— start of Material for this exercise —
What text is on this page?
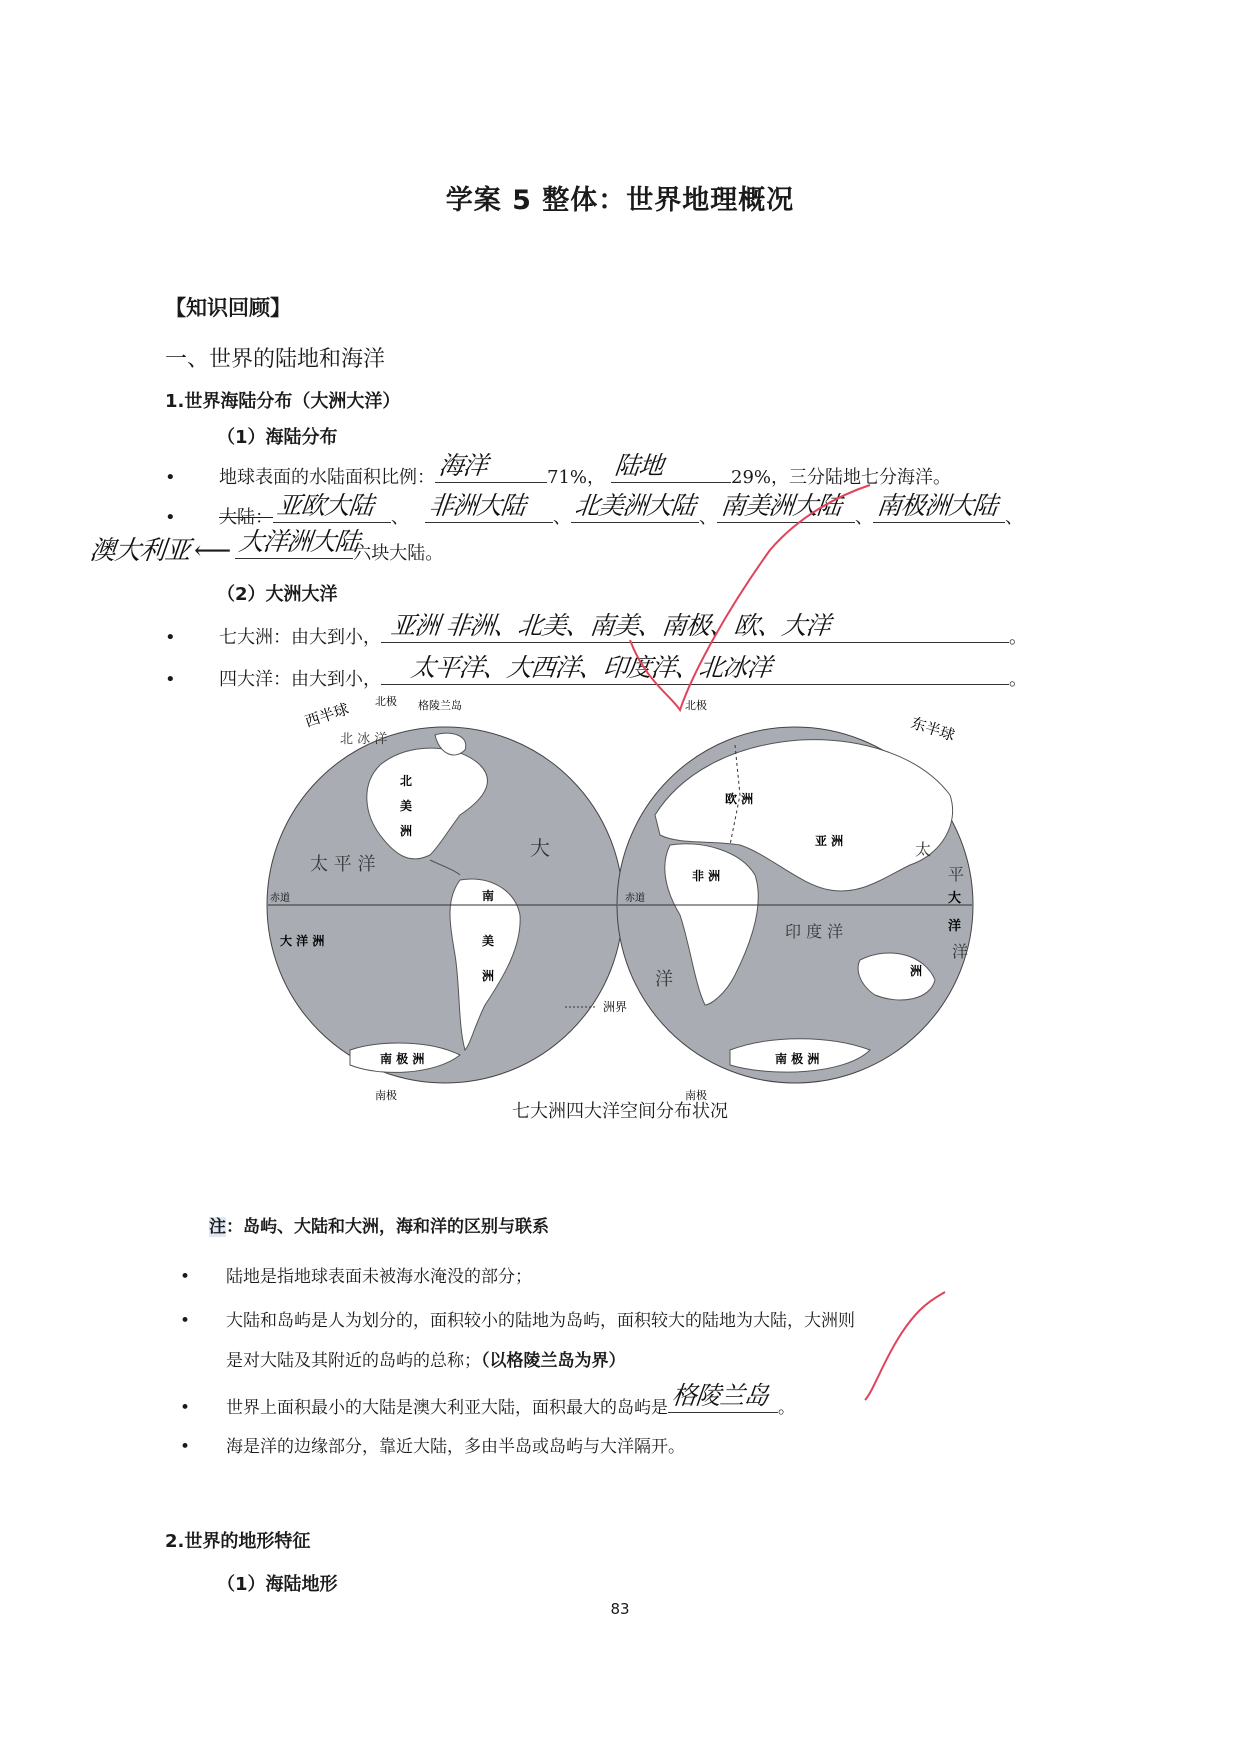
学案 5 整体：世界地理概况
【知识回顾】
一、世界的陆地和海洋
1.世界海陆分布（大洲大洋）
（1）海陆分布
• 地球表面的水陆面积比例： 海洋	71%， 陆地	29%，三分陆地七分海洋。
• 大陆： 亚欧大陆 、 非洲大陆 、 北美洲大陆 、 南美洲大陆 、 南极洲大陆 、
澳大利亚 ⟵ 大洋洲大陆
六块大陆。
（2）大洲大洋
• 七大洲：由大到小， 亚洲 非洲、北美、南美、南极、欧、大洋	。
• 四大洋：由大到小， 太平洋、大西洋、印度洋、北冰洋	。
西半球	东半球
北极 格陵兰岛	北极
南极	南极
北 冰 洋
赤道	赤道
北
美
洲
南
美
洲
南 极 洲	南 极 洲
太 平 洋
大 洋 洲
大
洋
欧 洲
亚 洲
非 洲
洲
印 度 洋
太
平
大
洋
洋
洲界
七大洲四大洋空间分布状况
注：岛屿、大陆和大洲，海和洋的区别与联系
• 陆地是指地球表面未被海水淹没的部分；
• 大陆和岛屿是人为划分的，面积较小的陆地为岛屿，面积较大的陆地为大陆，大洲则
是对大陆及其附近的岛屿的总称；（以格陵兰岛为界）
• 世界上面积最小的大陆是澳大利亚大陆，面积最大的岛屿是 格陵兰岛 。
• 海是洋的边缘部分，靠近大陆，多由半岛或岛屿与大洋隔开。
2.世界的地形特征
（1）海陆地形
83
— end of Material for this exercise —
* **Task goal**: Your copy should match the entries exactly, minus the pictures.

* **Written solution**:
What text is on this page?
学案 5 整体：世界地理概况
【知识回顾】
一、世界的陆地和海洋
1.世界海陆分布（大洲大洋）
（1）海陆分布
• 地球表面的水陆面积比例： 海洋	71%， 陆地	29%，三分陆地七分海洋。
• 大陆： 亚欧大陆 、 非洲大陆 、 北美洲大陆 、 南美洲大陆 、 南极洲大陆 、
澳大利亚 ⟵ 大洋洲大陆
六块大陆。
（2）大洲大洋
• 七大洲：由大到小， 亚洲 非洲、北美、南美、南极、欧、大洋	。
• 四大洋：由大到小， 太平洋、大西洋、印度洋、北冰洋	。
西半球	东半球
北极 格陵兰岛	北极
南极	南极
北 冰 洋
赤道	赤道
北
美
洲
南
美
洲
南 极 洲	南 极 洲
太 平 洋
大 洋 洲
大
洋
欧 洲
亚 洲
非 洲
洲
印 度 洋
太
平
大
洋
洋
洲界
七大洲四大洋空间分布状况
注：岛屿、大陆和大洲，海和洋的区别与联系
• 陆地是指地球表面未被海水淹没的部分；
• 大陆和岛屿是人为划分的，面积较小的陆地为岛屿，面积较大的陆地为大陆，大洲则
是对大陆及其附近的岛屿的总称；（以格陵兰岛为界）
• 世界上面积最小的大陆是澳大利亚大陆，面积最大的岛屿是 格陵兰岛 。
• 海是洋的边缘部分，靠近大陆，多由半岛或岛屿与大洋隔开。
2.世界的地形特征
（1）海陆地形
83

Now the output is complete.